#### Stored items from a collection
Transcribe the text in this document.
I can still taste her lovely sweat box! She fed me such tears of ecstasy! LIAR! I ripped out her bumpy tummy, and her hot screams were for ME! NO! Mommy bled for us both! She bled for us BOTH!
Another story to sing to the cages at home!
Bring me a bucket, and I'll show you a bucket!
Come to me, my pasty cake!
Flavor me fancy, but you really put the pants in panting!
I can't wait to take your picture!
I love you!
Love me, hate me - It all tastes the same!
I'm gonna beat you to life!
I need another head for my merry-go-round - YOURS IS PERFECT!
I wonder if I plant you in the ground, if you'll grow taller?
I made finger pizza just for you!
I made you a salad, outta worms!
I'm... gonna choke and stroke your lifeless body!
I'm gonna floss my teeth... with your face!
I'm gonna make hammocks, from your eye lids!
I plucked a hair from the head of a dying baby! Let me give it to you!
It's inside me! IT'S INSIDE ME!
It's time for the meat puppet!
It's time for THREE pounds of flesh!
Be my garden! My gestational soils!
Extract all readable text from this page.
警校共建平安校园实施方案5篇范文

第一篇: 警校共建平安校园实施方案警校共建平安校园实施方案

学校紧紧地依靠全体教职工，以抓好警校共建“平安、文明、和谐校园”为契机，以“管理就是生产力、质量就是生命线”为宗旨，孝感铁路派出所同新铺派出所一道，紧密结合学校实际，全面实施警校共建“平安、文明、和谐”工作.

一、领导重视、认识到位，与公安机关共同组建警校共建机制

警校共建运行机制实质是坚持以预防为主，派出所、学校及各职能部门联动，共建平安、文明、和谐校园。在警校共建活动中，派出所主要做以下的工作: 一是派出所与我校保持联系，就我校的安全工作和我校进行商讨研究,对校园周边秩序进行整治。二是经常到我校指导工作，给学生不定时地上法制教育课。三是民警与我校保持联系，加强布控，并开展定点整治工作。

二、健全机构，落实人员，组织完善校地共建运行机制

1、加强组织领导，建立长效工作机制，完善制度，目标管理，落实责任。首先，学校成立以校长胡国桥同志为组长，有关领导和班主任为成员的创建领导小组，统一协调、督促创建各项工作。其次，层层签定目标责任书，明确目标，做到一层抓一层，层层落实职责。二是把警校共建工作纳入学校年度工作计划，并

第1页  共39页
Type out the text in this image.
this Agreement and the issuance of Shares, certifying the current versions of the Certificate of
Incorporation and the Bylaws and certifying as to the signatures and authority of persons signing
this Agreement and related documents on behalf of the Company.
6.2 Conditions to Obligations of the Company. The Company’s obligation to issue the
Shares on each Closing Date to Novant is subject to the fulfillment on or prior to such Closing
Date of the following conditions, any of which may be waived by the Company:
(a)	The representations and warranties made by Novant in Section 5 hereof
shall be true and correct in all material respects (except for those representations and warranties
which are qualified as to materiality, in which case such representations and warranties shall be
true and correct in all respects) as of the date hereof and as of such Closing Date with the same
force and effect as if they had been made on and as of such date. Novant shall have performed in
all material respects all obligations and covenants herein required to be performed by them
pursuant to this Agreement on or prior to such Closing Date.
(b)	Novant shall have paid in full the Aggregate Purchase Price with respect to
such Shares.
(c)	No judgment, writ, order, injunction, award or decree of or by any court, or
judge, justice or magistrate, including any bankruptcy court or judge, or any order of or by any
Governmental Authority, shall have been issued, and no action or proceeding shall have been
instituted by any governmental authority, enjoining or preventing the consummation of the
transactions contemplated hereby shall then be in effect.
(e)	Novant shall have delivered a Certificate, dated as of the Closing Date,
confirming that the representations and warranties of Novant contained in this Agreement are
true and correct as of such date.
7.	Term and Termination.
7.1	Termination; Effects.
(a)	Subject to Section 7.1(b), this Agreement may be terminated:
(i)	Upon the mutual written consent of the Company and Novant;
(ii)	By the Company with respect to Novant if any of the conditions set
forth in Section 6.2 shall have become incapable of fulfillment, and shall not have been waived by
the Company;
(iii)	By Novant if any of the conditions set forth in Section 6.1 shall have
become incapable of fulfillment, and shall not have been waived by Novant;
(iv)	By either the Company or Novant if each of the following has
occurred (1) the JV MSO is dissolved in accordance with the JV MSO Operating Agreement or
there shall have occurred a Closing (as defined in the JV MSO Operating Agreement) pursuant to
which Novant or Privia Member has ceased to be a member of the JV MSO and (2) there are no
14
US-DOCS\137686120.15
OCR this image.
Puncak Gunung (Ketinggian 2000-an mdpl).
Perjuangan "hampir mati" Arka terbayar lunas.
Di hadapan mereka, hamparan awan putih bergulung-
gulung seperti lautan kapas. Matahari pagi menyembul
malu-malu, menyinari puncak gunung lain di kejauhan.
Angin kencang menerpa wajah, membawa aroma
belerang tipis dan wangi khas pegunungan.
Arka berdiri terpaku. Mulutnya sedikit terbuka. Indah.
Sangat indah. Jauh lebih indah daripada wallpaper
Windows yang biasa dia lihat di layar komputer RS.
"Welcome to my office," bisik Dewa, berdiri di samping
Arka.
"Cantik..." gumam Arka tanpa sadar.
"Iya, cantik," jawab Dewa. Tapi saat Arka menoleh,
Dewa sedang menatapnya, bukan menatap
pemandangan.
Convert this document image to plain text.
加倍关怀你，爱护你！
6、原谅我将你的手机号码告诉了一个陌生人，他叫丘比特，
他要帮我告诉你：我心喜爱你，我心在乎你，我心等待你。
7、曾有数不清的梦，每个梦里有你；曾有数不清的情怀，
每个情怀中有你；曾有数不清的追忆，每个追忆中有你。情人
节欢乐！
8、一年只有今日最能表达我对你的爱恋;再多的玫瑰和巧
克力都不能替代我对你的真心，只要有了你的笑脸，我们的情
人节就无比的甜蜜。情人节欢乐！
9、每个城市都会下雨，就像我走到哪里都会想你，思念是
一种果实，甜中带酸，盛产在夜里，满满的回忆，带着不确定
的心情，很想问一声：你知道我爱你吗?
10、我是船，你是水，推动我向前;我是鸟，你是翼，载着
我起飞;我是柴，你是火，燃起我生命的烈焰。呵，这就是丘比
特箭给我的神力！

#### DIRECTIVE
Nothing should be left out: return all of the records exactly.

#### FINAL RESULT
Transcribe the text in this document.
I can still taste her lovely sweat box! She fed me such tears of ecstasy! LIAR! I ripped out her bumpy tummy, and her hot screams were for ME! NO! Mommy bled for us both! She bled for us BOTH!
Another story to sing to the cages at home!
Bring me a bucket, and I'll show you a bucket!
Come to me, my pasty cake!
Flavor me fancy, but you really put the pants in panting!
I can't wait to take your picture!
I love you!
Love me, hate me - It all tastes the same!
I'm gonna beat you to life!
I need another head for my merry-go-round - YOURS IS PERFECT!
I wonder if I plant you in the ground, if you'll grow taller?
I made finger pizza just for you!
I made you a salad, outta worms!
I'm... gonna choke and stroke your lifeless body!
I'm gonna floss my teeth... with your face!
I'm gonna make hammocks, from your eye lids!
I plucked a hair from the head of a dying baby! Let me give it to you!
It's inside me! IT'S INSIDE ME!
It's time for the meat puppet!
It's time for THREE pounds of flesh!
Be my garden! My gestational soils!
Extract all readable text from this page.
警校共建平安校园实施方案5篇范文

第一篇: 警校共建平安校园实施方案警校共建平安校园实施方案

学校紧紧地依靠全体教职工，以抓好警校共建“平安、文明、和谐校园”为契机，以“管理就是生产力、质量就是生命线”为宗旨，孝感铁路派出所同新铺派出所一道，紧密结合学校实际，全面实施警校共建“平安、文明、和谐”工作.

一、领导重视、认识到位，与公安机关共同组建警校共建机制

警校共建运行机制实质是坚持以预防为主，派出所、学校及各职能部门联动，共建平安、文明、和谐校园。在警校共建活动中，派出所主要做以下的工作: 一是派出所与我校保持联系，就我校的安全工作和我校进行商讨研究,对校园周边秩序进行整治。二是经常到我校指导工作，给学生不定时地上法制教育课。三是民警与我校保持联系，加强布控，并开展定点整治工作。

二、健全机构，落实人员，组织完善校地共建运行机制

1、加强组织领导，建立长效工作机制，完善制度，目标管理，落实责任。首先，学校成立以校长胡国桥同志为组长，有关领导和班主任为成员的创建领导小组，统一协调、督促创建各项工作。其次，层层签定目标责任书，明确目标，做到一层抓一层，层层落实职责。二是把警校共建工作纳入学校年度工作计划，并

第1页  共39页
Type out the text in this image.
this Agreement and the issuance of Shares, certifying the current versions of the Certificate of
Incorporation and the Bylaws and certifying as to the signatures and authority of persons signing
this Agreement and related documents on behalf of the Company.
6.2 Conditions to Obligations of the Company. The Company’s obligation to issue the
Shares on each Closing Date to Novant is subject to the fulfillment on or prior to such Closing
Date of the following conditions, any of which may be waived by the Company:
(a)	The representations and warranties made by Novant in Section 5 hereof
shall be true and correct in all material respects (except for those representations and warranties
which are qualified as to materiality, in which case such representations and warranties shall be
true and correct in all respects) as of the date hereof and as of such Closing Date with the same
force and effect as if they had been made on and as of such date. Novant shall have performed in
all material respects all obligations and covenants herein required to be performed by them
pursuant to this Agreement on or prior to such Closing Date.
(b)	Novant shall have paid in full the Aggregate Purchase Price with respect to
such Shares.
(c)	No judgment, writ, order, injunction, award or decree of or by any court, or
judge, justice or magistrate, including any bankruptcy court or judge, or any order of or by any
Governmental Authority, shall have been issued, and no action or proceeding shall have been
instituted by any governmental authority, enjoining or preventing the consummation of the
transactions contemplated hereby shall then be in effect.
(e)	Novant shall have delivered a Certificate, dated as of the Closing Date,
confirming that the representations and warranties of Novant contained in this Agreement are
true and correct as of such date.
7.	Term and Termination.
7.1	Termination; Effects.
(a)	Subject to Section 7.1(b), this Agreement may be terminated:
(i)	Upon the mutual written consent of the Company and Novant;
(ii)	By the Company with respect to Novant if any of the conditions set
forth in Section 6.2 shall have become incapable of fulfillment, and shall not have been waived by
the Company;
(iii)	By Novant if any of the conditions set forth in Section 6.1 shall have
become incapable of fulfillment, and shall not have been waived by Novant;
(iv)	By either the Company or Novant if each of the following has
occurred (1) the JV MSO is dissolved in accordance with the JV MSO Operating Agreement or
there shall have occurred a Closing (as defined in the JV MSO Operating Agreement) pursuant to
which Novant or Privia Member has ceased to be a member of the JV MSO and (2) there are no
14
US-DOCS\137686120.15
OCR this image.
Puncak Gunung (Ketinggian 2000-an mdpl).
Perjuangan "hampir mati" Arka terbayar lunas.
Di hadapan mereka, hamparan awan putih bergulung-
gulung seperti lautan kapas. Matahari pagi menyembul
malu-malu, menyinari puncak gunung lain di kejauhan.
Angin kencang menerpa wajah, membawa aroma
belerang tipis dan wangi khas pegunungan.
Arka berdiri terpaku. Mulutnya sedikit terbuka. Indah.
Sangat indah. Jauh lebih indah daripada wallpaper
Windows yang biasa dia lihat di layar komputer RS.
"Welcome to my office," bisik Dewa, berdiri di samping
Arka.
"Cantik..." gumam Arka tanpa sadar.
"Iya, cantik," jawab Dewa. Tapi saat Arka menoleh,
Dewa sedang menatapnya, bukan menatap
pemandangan.
Convert this document image to plain text.
加倍关怀你，爱护你！
6、原谅我将你的手机号码告诉了一个陌生人，他叫丘比特，
他要帮我告诉你：我心喜爱你，我心在乎你，我心等待你。
7、曾有数不清的梦，每个梦里有你；曾有数不清的情怀，
每个情怀中有你；曾有数不清的追忆，每个追忆中有你。情人
节欢乐！
8、一年只有今日最能表达我对你的爱恋;再多的玫瑰和巧
克力都不能替代我对你的真心，只要有了你的笑脸，我们的情
人节就无比的甜蜜。情人节欢乐！
9、每个城市都会下雨，就像我走到哪里都会想你，思念是
一种果实，甜中带酸，盛产在夜里，满满的回忆，带着不确定
的心情，很想问一声：你知道我爱你吗?
10、我是船，你是水，推动我向前;我是鸟，你是翼，载着
我起飞;我是柴，你是火，燃起我生命的烈焰。呵，这就是丘比
特箭给我的神力！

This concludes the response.